Records provided:
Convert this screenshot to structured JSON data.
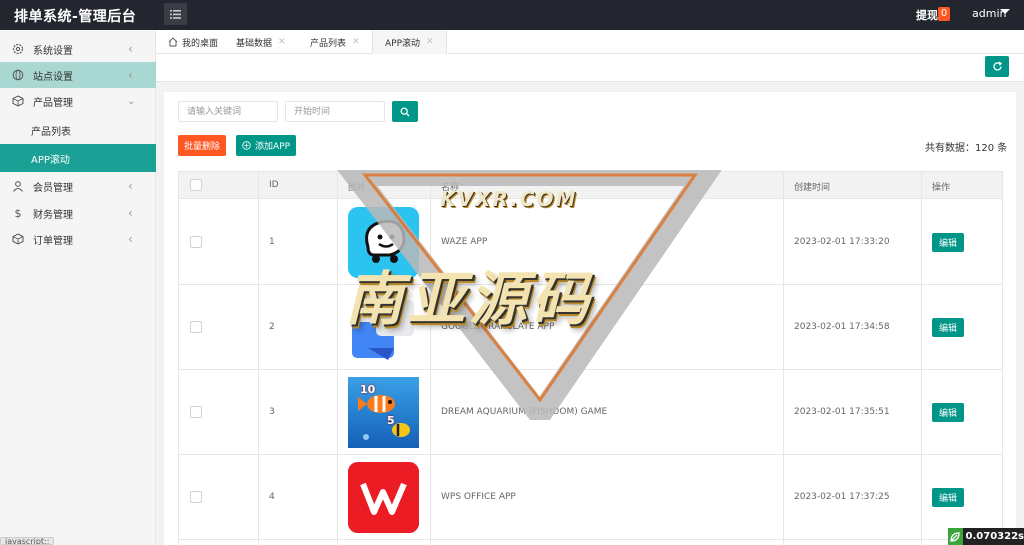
{
  "header": {
    "brand": "排单系统-管理后台",
    "withdraw_label": "提现",
    "withdraw_count": "0",
    "user": "admin"
  },
  "sidebar": {
    "items": [
      {
        "label": "系统设置",
        "icon": "gear-icon"
      },
      {
        "label": "站点设置",
        "icon": "globe-icon"
      },
      {
        "label": "产品管理",
        "icon": "box-icon"
      },
      {
        "label": "产品列表"
      },
      {
        "label": "APP滚动"
      },
      {
        "label": "会员管理",
        "icon": "user-icon"
      },
      {
        "label": "财务管理",
        "icon": "dollar-icon"
      },
      {
        "label": "订单管理",
        "icon": "box-icon"
      }
    ]
  },
  "tabs": [
    {
      "label": "我的桌面"
    },
    {
      "label": "基础数据"
    },
    {
      "label": "产品列表"
    },
    {
      "label": "APP滚动"
    }
  ],
  "filters": {
    "keyword_placeholder": "请输入关键词",
    "date_placeholder": "开始时间"
  },
  "actions": {
    "batch_delete": "批量删除",
    "add_app": "添加APP",
    "total": "共有数据：120 条"
  },
  "table": {
    "headers": [
      "ID",
      "图片",
      "名称",
      "创建时间",
      "操作"
    ],
    "rows": [
      {
        "id": "1",
        "name": "WAZE APP",
        "created": "2023-02-01 17:33:20",
        "action": "编辑"
      },
      {
        "id": "2",
        "name": "GOOGLE TRANSLATE APP",
        "created": "2023-02-01 17:34:58",
        "action": "编辑"
      },
      {
        "id": "3",
        "name": "DREAM AQUARIUM (FISHDOM) GAME",
        "created": "2023-02-01 17:35:51",
        "action": "编辑"
      },
      {
        "id": "4",
        "name": "WPS OFFICE APP",
        "created": "2023-02-01 17:37:25",
        "action": "编辑"
      }
    ]
  },
  "status": {
    "js": "javascript:;",
    "timer": "0.070322s"
  },
  "watermark": {
    "url": "KVXR.COM",
    "text": "南亚源码"
  },
  "colors": {
    "primary": "#009688",
    "danger": "#ff5722",
    "header": "#23262e"
  }
}
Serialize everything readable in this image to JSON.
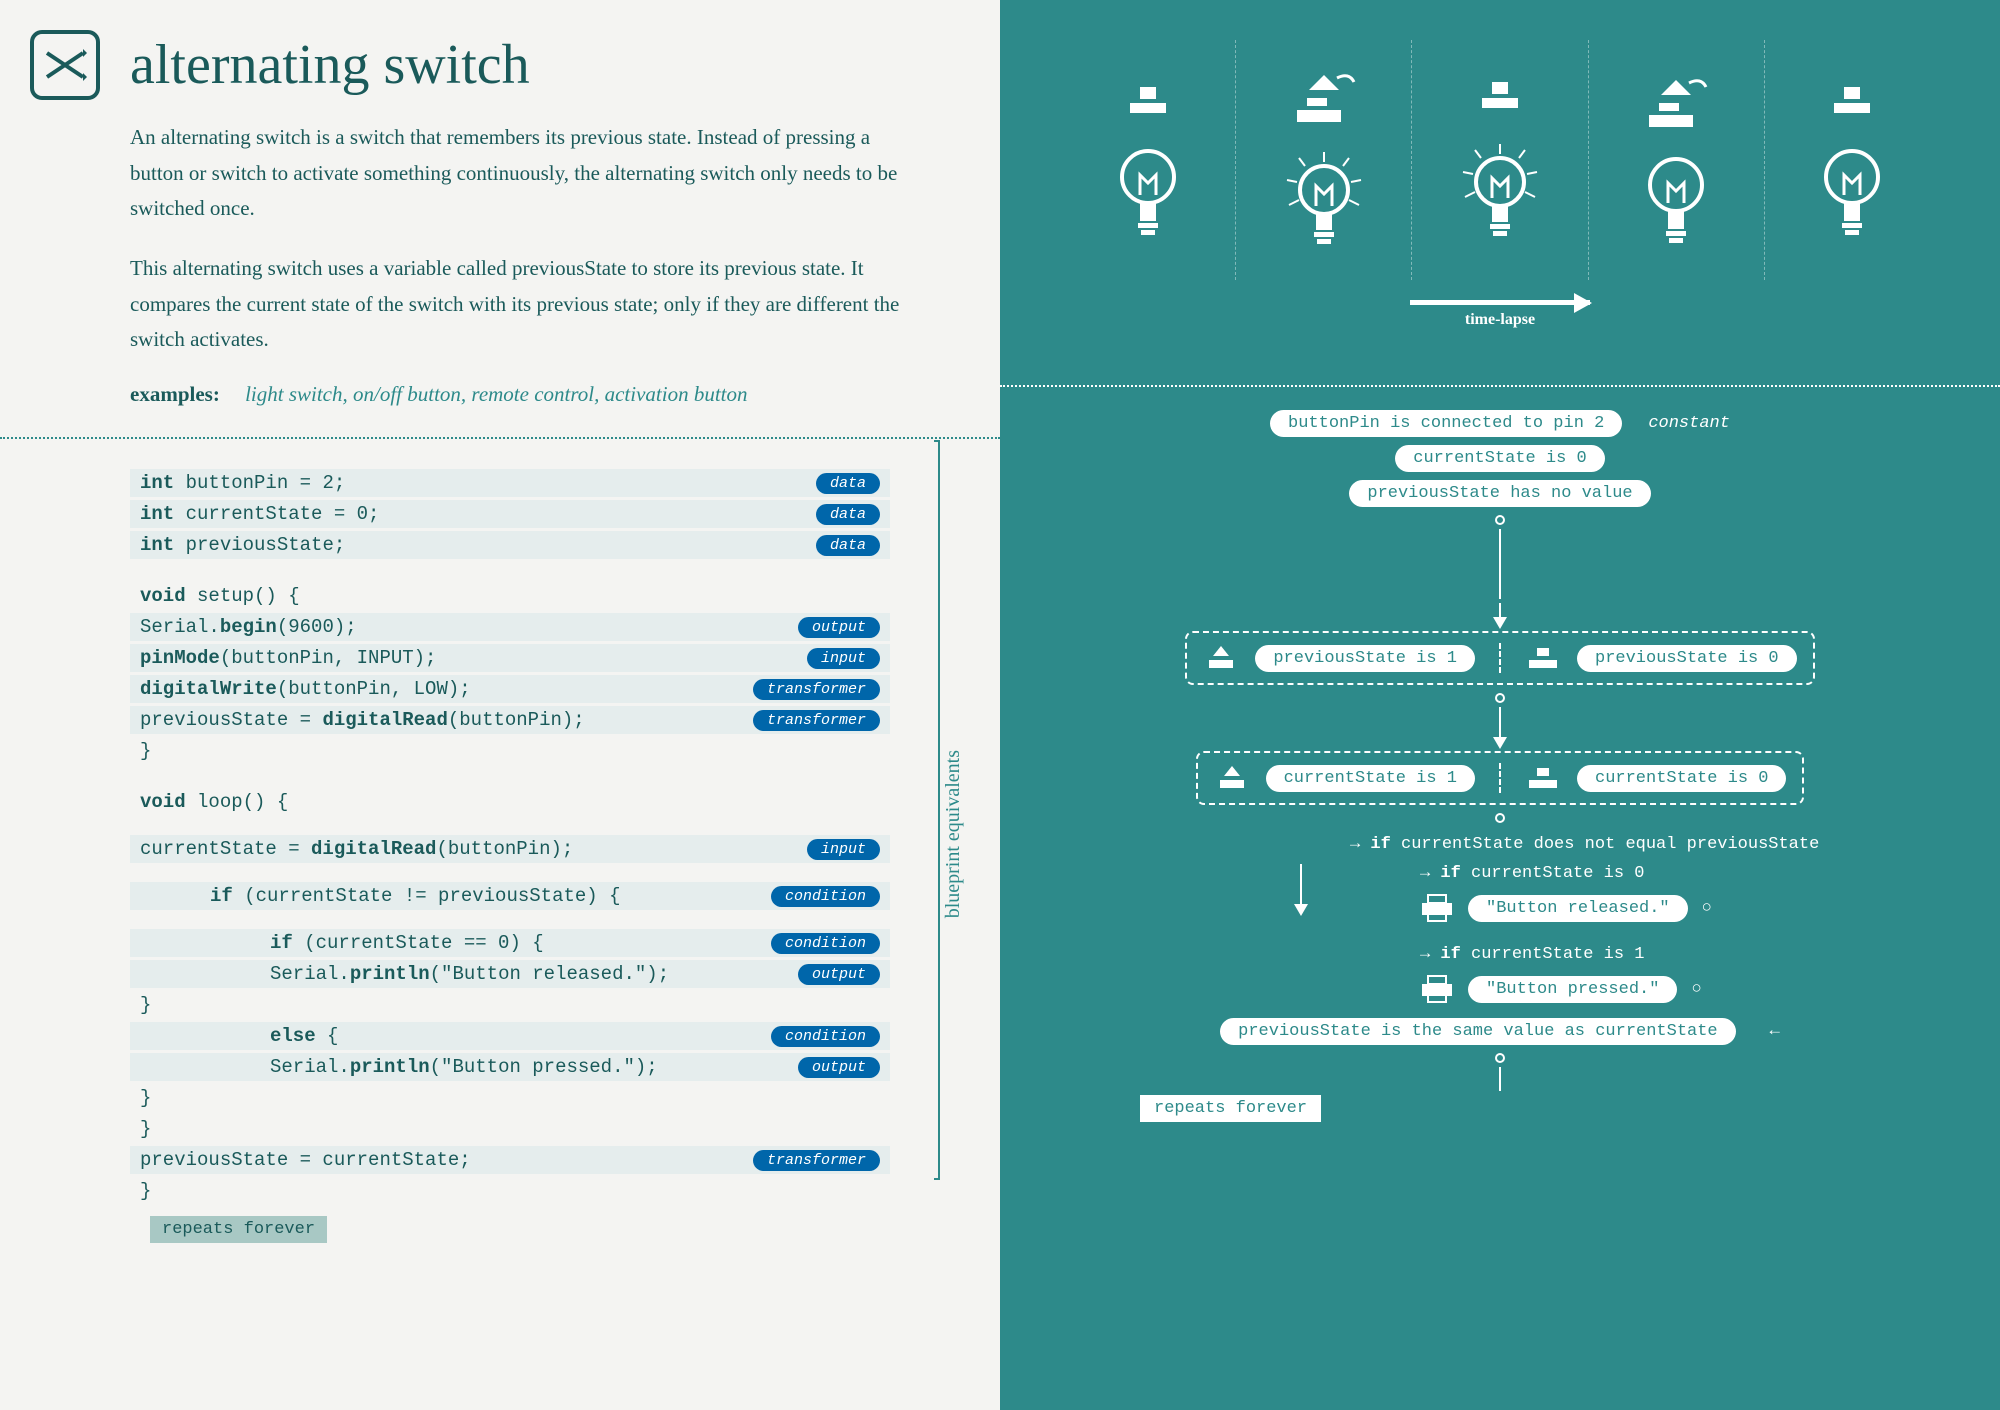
{
  "title": "alternating switch",
  "description_p1": "An alternating switch is a switch that remembers its previous state. Instead of pressing a button or switch to activate something continuously, the alternating switch only needs to be switched once.",
  "description_p2": "This alternating switch uses a variable called previousState to store its previous state. It compares the current state of the switch with its previous state; only if they are different the switch activates.",
  "examples_label": "examples:",
  "examples_text": "light switch, on/off button, remote control, activation button",
  "blueprint_label": "blueprint equivalents",
  "time_lapse": "time-lapse",
  "repeats_forever": "repeats forever",
  "code": {
    "l1": {
      "text_kw": "int",
      "text_rest": " buttonPin = 2;",
      "tag": "data"
    },
    "l2": {
      "text_kw": "int",
      "text_rest": " currentState = 0;",
      "tag": "data"
    },
    "l3": {
      "text_kw": "int",
      "text_rest": " previousState;",
      "tag": "data"
    },
    "l4": {
      "text_kw": "void",
      "text_rest": " setup() {"
    },
    "l5": {
      "text_pre": "  Serial.",
      "text_kw": "begin",
      "text_rest": "(9600);",
      "tag": "output"
    },
    "l6": {
      "text_pre": "  ",
      "text_kw": "pinMode",
      "text_rest": "(buttonPin, INPUT);",
      "tag": "input"
    },
    "l7": {
      "text_pre": "  ",
      "text_kw": "digitalWrite",
      "text_rest": "(buttonPin, LOW);",
      "tag": "transformer"
    },
    "l8": {
      "text_pre": "  previousState = ",
      "text_kw": "digitalRead",
      "text_rest": "(buttonPin);",
      "tag": "transformer"
    },
    "l9": {
      "text": "}"
    },
    "l10": {
      "text_kw": "void",
      "text_rest": " loop() {"
    },
    "l11": {
      "text_pre": "  currentState = ",
      "text_kw": "digitalRead",
      "text_rest": "(buttonPin);",
      "tag": "input"
    },
    "l12": {
      "text_pre": "    ",
      "text_kw": "if",
      "text_rest": " (currentState != previousState) {",
      "tag": "condition"
    },
    "l13": {
      "text_pre": "      ",
      "text_kw": "if",
      "text_rest": " (currentState == 0) {",
      "tag": "condition"
    },
    "l14": {
      "text_pre": "        Serial.",
      "text_kw": "println",
      "text_rest": "(\"Button released.\");",
      "tag": "output"
    },
    "l15": {
      "text": "      }"
    },
    "l16": {
      "text_pre": "      ",
      "text_kw": "else",
      "text_rest": " {",
      "tag": "condition"
    },
    "l17": {
      "text_pre": "        Serial.",
      "text_kw": "println",
      "text_rest": "(\"Button pressed.\");",
      "tag": "output"
    },
    "l18": {
      "text": "      }"
    },
    "l19": {
      "text": "    }"
    },
    "l20": {
      "text": "  previousState = currentState;",
      "tag": "transformer"
    },
    "l21": {
      "text": "}"
    }
  },
  "flow": {
    "n1": "buttonPin is connected to pin 2",
    "n1_label": "constant",
    "n2": "currentState is 0",
    "n3": "previousState has no value",
    "n4a": "previousState is 1",
    "n4b": "previousState is 0",
    "n5a": "currentState is 1",
    "n5b": "currentState is 0",
    "n6_pre": "if",
    "n6": " currentState does not equal previousState",
    "n7_pre": "if",
    "n7": " currentState is 0",
    "n8": "\"Button released.\"",
    "n9_pre": "if",
    "n9": " currentState is 1",
    "n10": "\"Button pressed.\"",
    "n11": "previousState is the same value as currentState"
  }
}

What the task requires:
Without the pictures, write out the whole listing above exactly as it appears.

Solution for this task:
Convert this screenshot to structured JSON data.
{
  "header": {
    "brand": "排单系统-管理后台",
    "withdraw_label": "提现",
    "withdraw_count": "0",
    "user": "admin"
  },
  "sidebar": {
    "items": [
      {
        "label": "系统设置",
        "icon": "gear-icon"
      },
      {
        "label": "站点设置",
        "icon": "globe-icon"
      },
      {
        "label": "产品管理",
        "icon": "box-icon"
      },
      {
        "label": "产品列表"
      },
      {
        "label": "APP滚动"
      },
      {
        "label": "会员管理",
        "icon": "user-icon"
      },
      {
        "label": "财务管理",
        "icon": "dollar-icon"
      },
      {
        "label": "订单管理",
        "icon": "box-icon"
      }
    ]
  },
  "tabs": [
    {
      "label": "我的桌面"
    },
    {
      "label": "基础数据"
    },
    {
      "label": "产品列表"
    },
    {
      "label": "APP滚动"
    }
  ],
  "filters": {
    "keyword_placeholder": "请输入关键词",
    "date_placeholder": "开始时间"
  },
  "actions": {
    "batch_delete": "批量删除",
    "add_app": "添加APP",
    "total": "共有数据：120 条"
  },
  "table": {
    "headers": [
      "ID",
      "图片",
      "名称",
      "创建时间",
      "操作"
    ],
    "rows": [
      {
        "id": "1",
        "name": "WAZE APP",
        "created": "2023-02-01 17:33:20",
        "action": "编辑"
      },
      {
        "id": "2",
        "name": "GOOGLE TRANSLATE APP",
        "created": "2023-02-01 17:34:58",
        "action": "编辑"
      },
      {
        "id": "3",
        "name": "DREAM AQUARIUM (FISHDOM) GAME",
        "created": "2023-02-01 17:35:51",
        "action": "编辑"
      },
      {
        "id": "4",
        "name": "WPS OFFICE APP",
        "created": "2023-02-01 17:37:25",
        "action": "编辑"
      }
    ]
  },
  "status": {
    "js": "javascript:;",
    "timer": "0.070322s"
  },
  "watermark": {
    "url": "KVXR.COM",
    "text": "南亚源码"
  },
  "colors": {
    "primary": "#009688",
    "danger": "#ff5722",
    "header": "#23262e"
  }
}
Serialize everything readable in this image to JSON.
{
  "title": "alternating switch",
  "description_p1": "An alternating switch is a switch that remembers its previous state. Instead of pressing a button or switch to activate something continuously, the alternating switch only needs to be switched once.",
  "description_p2": "This alternating switch uses a variable called previousState to store its previous state. It compares the current state of the switch with its previous state; only if they are different the switch activates.",
  "examples_label": "examples:",
  "examples_text": "light switch, on/off button, remote control, activation button",
  "blueprint_label": "blueprint equivalents",
  "time_lapse": "time-lapse",
  "repeats_forever": "repeats forever",
  "code": {
    "l1": {
      "text_kw": "int",
      "text_rest": " buttonPin = 2;",
      "tag": "data"
    },
    "l2": {
      "text_kw": "int",
      "text_rest": " currentState = 0;",
      "tag": "data"
    },
    "l3": {
      "text_kw": "int",
      "text_rest": " previousState;",
      "tag": "data"
    },
    "l4": {
      "text_kw": "void",
      "text_rest": " setup() {"
    },
    "l5": {
      "text_pre": "  Serial.",
      "text_kw": "begin",
      "text_rest": "(9600);",
      "tag": "output"
    },
    "l6": {
      "text_pre": "  ",
      "text_kw": "pinMode",
      "text_rest": "(buttonPin, INPUT);",
      "tag": "input"
    },
    "l7": {
      "text_pre": "  ",
      "text_kw": "digitalWrite",
      "text_rest": "(buttonPin, LOW);",
      "tag": "transformer"
    },
    "l8": {
      "text_pre": "  previousState = ",
      "text_kw": "digitalRead",
      "text_rest": "(buttonPin);",
      "tag": "transformer"
    },
    "l9": {
      "text": "}"
    },
    "l10": {
      "text_kw": "void",
      "text_rest": " loop() {"
    },
    "l11": {
      "text_pre": "  currentState = ",
      "text_kw": "digitalRead",
      "text_rest": "(buttonPin);",
      "tag": "input"
    },
    "l12": {
      "text_pre": "    ",
      "text_kw": "if",
      "text_rest": " (currentState != previousState) {",
      "tag": "condition"
    },
    "l13": {
      "text_pre": "      ",
      "text_kw": "if",
      "text_rest": " (currentState == 0) {",
      "tag": "condition"
    },
    "l14": {
      "text_pre": "        Serial.",
      "text_kw": "println",
      "text_rest": "(\"Button released.\");",
      "tag": "output"
    },
    "l15": {
      "text": "      }"
    },
    "l16": {
      "text_pre": "      ",
      "text_kw": "else",
      "text_rest": " {",
      "tag": "condition"
    },
    "l17": {
      "text_pre": "        Serial.",
      "text_kw": "println",
      "text_rest": "(\"Button pressed.\");",
      "tag": "output"
    },
    "l18": {
      "text": "      }"
    },
    "l19": {
      "text": "    }"
    },
    "l20": {
      "text": "  previousState = currentState;",
      "tag": "transformer"
    },
    "l21": {
      "text": "}"
    }
  },
  "flow": {
    "n1": "buttonPin is connected to pin 2",
    "n1_label": "constant",
    "n2": "currentState is 0",
    "n3": "previousState has no value",
    "n4a": "previousState is 1",
    "n4b": "previousState is 0",
    "n5a": "currentState is 1",
    "n5b": "currentState is 0",
    "n6_pre": "if",
    "n6": " currentState does not equal previousState",
    "n7_pre": "if",
    "n7": " currentState is 0",
    "n8": "\"Button released.\"",
    "n9_pre": "if",
    "n9": " currentState is 1",
    "n10": "\"Button pressed.\"",
    "n11": "previousState is the same value as currentState"
  }
}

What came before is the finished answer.